[OBJECTIVE]: Could you rewrite the material from its first line through the line with "table-row — [439, 566, 771, 597]", putting "station-id-cell" in place of "point-number-cell" and leaving everything else the same?

[Box coordinate listings]

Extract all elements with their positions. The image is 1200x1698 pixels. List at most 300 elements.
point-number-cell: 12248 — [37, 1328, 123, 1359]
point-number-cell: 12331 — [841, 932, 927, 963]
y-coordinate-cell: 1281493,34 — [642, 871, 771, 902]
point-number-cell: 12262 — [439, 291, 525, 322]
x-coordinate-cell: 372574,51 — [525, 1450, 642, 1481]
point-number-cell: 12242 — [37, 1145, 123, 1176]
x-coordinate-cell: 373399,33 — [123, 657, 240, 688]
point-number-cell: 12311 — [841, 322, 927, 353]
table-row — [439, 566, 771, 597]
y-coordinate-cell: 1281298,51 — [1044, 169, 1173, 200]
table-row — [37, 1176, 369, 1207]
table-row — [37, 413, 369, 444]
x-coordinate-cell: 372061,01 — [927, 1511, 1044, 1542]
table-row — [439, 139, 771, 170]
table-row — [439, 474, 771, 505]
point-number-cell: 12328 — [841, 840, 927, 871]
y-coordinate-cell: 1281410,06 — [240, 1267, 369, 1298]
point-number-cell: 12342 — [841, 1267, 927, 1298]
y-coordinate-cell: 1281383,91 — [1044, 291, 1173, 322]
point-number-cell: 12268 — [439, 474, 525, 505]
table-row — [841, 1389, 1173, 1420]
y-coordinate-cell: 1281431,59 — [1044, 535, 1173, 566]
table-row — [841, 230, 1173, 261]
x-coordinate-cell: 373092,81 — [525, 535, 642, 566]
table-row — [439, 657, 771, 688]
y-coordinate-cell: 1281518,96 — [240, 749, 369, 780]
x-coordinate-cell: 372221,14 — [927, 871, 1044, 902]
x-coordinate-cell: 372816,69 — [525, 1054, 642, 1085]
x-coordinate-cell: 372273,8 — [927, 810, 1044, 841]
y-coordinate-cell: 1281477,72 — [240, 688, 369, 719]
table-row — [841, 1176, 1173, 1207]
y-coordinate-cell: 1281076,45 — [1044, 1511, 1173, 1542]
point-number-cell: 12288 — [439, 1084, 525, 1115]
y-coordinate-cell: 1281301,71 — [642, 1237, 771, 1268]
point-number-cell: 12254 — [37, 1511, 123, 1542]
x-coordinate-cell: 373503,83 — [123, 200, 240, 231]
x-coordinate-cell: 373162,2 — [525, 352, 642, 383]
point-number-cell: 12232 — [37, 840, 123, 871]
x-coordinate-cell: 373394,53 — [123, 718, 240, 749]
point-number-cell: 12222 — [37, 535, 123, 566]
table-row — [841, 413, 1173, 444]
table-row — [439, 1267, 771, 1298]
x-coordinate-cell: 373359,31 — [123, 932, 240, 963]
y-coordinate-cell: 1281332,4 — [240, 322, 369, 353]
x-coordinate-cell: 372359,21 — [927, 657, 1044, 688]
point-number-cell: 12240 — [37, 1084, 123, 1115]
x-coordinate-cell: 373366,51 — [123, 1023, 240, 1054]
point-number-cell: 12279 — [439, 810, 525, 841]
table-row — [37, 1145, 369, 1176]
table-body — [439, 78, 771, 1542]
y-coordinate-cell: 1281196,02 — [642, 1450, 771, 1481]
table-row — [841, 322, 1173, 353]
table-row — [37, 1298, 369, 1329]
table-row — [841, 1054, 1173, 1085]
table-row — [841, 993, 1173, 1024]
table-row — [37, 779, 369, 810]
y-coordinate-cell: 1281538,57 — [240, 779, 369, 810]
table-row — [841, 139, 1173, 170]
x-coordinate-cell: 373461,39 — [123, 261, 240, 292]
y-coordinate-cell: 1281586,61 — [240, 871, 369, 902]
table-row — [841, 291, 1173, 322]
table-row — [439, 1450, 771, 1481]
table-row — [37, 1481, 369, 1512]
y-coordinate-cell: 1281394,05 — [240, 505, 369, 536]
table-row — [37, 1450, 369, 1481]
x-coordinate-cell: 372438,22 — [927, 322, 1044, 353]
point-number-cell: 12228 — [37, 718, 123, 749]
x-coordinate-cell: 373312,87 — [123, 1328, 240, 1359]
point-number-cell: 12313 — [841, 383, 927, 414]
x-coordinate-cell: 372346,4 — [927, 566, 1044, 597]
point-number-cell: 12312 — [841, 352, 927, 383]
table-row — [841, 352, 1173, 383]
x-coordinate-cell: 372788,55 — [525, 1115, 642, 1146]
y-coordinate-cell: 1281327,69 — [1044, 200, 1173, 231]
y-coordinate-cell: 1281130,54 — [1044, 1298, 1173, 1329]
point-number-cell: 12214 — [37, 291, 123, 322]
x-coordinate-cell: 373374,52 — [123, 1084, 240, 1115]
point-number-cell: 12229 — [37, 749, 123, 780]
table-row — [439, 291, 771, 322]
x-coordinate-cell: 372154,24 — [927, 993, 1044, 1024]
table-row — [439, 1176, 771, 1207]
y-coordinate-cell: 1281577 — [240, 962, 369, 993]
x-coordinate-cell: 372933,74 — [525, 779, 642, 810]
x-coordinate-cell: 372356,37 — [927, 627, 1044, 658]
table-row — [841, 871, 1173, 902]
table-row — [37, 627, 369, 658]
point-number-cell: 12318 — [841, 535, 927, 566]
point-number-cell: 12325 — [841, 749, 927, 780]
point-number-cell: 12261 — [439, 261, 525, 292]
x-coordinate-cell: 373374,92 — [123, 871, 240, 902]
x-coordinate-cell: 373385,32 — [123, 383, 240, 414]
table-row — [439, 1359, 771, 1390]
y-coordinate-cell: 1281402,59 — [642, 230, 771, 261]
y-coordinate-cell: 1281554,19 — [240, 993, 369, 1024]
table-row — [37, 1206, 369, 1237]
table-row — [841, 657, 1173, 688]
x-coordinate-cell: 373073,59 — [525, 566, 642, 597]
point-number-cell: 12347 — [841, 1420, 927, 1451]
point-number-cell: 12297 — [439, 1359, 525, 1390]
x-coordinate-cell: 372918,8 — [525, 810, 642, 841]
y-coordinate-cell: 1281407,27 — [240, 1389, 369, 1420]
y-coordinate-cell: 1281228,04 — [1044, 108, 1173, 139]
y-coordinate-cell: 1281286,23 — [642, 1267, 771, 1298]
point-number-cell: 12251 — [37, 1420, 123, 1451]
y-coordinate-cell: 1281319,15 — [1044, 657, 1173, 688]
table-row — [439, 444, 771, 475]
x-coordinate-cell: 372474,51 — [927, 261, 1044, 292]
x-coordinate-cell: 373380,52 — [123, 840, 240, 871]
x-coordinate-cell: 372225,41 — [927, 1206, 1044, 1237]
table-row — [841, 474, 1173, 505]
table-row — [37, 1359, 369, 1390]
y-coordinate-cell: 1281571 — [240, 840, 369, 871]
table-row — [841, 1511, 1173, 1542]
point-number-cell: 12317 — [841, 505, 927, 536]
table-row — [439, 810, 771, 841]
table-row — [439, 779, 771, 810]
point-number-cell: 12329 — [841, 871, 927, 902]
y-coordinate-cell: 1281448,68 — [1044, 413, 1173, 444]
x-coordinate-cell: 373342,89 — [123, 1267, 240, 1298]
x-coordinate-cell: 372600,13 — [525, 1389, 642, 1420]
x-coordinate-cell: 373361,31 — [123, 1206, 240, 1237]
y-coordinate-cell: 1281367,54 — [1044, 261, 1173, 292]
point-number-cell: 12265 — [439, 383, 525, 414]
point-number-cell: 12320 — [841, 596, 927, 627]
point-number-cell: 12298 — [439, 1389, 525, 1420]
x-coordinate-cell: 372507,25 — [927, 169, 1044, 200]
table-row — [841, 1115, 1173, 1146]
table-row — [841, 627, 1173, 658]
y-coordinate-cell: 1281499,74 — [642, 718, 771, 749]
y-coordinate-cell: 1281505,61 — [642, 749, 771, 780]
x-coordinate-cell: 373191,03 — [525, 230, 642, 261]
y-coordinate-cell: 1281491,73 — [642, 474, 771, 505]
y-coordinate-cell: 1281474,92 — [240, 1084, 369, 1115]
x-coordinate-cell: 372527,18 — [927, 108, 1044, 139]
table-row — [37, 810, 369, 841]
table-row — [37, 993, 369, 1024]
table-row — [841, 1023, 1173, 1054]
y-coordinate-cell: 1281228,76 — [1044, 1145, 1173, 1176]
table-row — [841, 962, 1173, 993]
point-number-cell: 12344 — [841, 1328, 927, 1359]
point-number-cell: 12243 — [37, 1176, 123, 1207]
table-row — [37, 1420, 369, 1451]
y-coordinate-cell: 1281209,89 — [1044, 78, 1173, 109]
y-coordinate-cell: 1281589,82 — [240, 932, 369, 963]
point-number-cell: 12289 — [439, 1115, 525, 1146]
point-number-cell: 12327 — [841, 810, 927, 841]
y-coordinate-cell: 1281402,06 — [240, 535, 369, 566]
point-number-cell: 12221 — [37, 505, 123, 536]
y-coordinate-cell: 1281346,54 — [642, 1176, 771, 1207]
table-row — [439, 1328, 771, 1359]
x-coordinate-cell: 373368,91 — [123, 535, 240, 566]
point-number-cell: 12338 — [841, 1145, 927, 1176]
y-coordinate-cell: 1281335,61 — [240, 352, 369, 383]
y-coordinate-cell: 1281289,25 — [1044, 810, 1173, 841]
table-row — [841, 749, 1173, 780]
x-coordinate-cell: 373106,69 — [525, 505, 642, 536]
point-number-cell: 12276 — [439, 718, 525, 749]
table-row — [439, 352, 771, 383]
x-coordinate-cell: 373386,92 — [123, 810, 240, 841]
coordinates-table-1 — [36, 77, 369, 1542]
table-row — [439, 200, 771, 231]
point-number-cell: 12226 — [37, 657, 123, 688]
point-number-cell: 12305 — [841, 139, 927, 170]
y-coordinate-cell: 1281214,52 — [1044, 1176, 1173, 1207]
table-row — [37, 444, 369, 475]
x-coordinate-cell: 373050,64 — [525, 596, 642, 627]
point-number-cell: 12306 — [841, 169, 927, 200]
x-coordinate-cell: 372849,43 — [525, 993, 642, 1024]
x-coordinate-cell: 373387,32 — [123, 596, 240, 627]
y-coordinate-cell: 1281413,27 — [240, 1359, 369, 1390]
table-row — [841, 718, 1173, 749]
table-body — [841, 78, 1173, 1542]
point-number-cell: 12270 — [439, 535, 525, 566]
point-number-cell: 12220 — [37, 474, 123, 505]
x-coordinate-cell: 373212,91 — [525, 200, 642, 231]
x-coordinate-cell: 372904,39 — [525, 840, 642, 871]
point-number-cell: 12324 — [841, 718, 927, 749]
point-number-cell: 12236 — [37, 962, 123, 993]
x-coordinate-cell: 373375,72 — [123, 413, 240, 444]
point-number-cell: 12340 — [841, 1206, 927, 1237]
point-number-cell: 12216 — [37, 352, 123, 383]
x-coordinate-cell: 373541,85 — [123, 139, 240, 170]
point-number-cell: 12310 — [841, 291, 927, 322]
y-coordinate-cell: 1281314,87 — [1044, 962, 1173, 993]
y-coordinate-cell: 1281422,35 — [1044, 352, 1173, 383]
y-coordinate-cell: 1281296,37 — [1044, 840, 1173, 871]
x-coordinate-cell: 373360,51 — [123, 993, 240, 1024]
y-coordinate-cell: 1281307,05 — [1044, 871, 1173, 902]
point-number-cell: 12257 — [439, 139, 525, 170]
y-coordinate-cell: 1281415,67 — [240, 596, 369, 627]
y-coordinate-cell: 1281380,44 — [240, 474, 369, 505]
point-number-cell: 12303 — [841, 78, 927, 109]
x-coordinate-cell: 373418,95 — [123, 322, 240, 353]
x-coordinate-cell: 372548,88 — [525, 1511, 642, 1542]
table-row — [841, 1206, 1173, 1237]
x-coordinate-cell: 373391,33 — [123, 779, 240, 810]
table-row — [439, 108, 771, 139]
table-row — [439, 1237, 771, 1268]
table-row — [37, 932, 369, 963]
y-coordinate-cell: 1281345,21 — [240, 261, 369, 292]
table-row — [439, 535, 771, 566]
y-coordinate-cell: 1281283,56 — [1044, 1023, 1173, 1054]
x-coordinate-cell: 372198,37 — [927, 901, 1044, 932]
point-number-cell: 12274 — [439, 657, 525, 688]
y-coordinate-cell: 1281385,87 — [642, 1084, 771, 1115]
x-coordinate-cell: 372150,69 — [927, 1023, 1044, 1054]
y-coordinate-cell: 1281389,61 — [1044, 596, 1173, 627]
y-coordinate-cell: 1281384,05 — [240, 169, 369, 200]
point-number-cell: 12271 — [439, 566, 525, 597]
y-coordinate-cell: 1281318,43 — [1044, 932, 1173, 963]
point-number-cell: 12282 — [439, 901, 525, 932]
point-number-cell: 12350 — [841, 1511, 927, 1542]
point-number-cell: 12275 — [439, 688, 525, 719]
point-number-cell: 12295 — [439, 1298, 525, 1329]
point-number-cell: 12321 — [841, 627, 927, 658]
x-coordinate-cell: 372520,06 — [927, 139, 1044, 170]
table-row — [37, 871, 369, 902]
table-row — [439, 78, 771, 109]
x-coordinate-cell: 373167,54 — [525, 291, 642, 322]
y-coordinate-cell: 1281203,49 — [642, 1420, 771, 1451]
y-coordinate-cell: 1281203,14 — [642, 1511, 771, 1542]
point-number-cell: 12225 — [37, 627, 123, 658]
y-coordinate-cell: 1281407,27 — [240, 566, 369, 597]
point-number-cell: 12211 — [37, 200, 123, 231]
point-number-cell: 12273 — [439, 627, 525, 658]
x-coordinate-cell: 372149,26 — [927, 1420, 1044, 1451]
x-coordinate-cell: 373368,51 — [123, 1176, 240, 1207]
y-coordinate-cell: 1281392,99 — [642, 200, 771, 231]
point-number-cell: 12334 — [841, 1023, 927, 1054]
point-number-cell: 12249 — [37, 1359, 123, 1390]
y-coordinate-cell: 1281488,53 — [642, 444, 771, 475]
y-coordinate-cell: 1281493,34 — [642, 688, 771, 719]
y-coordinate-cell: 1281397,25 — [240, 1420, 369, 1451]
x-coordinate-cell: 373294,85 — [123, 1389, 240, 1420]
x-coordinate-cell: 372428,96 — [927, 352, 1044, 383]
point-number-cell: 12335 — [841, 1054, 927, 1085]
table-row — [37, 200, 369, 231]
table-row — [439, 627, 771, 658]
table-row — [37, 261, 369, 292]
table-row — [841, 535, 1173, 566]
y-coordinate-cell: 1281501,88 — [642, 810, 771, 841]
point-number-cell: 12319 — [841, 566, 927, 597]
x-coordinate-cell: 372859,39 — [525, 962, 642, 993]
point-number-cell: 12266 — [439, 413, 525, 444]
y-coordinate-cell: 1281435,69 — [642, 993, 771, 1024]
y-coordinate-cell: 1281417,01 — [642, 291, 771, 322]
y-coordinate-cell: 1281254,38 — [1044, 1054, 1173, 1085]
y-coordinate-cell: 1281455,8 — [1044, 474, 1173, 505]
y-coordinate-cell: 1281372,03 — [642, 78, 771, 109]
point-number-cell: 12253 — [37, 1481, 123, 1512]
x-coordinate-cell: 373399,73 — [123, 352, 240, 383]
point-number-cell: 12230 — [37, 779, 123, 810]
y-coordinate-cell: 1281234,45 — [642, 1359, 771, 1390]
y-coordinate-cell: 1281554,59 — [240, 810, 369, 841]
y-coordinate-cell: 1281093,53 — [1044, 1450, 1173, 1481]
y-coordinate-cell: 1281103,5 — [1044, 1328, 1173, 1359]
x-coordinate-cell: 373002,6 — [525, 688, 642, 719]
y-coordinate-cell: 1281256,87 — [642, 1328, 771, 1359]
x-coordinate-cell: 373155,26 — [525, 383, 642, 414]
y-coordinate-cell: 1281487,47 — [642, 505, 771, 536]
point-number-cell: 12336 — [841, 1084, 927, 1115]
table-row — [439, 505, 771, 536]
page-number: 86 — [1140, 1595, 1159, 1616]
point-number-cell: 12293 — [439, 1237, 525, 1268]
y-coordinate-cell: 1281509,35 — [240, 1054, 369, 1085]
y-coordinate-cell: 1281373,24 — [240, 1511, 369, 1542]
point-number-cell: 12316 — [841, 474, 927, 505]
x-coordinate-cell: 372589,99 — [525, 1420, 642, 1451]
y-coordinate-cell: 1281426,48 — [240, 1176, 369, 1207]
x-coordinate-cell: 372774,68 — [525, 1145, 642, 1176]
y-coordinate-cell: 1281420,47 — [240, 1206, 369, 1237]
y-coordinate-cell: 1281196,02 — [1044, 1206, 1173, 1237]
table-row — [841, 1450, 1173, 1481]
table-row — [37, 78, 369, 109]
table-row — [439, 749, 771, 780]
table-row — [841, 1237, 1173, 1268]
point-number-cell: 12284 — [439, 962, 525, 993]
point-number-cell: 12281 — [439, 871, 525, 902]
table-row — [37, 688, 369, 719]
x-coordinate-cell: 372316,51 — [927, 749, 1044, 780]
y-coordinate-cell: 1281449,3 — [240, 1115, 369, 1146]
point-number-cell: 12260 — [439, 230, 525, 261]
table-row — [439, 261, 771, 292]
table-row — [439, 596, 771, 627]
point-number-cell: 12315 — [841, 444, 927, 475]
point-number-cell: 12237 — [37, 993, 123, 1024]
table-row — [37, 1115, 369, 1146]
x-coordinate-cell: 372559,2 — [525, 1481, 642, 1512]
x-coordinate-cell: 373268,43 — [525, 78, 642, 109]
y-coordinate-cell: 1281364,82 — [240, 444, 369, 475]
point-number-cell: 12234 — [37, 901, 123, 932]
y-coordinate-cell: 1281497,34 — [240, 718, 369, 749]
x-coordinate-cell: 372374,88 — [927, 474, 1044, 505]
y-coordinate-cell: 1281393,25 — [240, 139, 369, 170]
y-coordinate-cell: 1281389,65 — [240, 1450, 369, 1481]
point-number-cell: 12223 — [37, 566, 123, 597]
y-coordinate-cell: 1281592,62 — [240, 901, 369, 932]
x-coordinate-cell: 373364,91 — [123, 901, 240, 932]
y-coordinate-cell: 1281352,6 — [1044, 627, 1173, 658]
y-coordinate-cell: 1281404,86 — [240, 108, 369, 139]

[RESPONSE BELOW]:
Extract all elements with their positions. The image is 1200x1698 pixels. List at most 300 elements.
station-id-cell: 12248 — [37, 1328, 123, 1359]
station-id-cell: 12331 — [841, 932, 927, 963]
y-coordinate-cell: 1281493,34 — [642, 871, 771, 902]
station-id-cell: 12262 — [439, 291, 525, 322]
x-coordinate-cell: 372574,51 — [525, 1450, 642, 1481]
station-id-cell: 12242 — [37, 1145, 123, 1176]
x-coordinate-cell: 373399,33 — [123, 657, 240, 688]
station-id-cell: 12311 — [841, 322, 927, 353]
table-row — [439, 566, 771, 597]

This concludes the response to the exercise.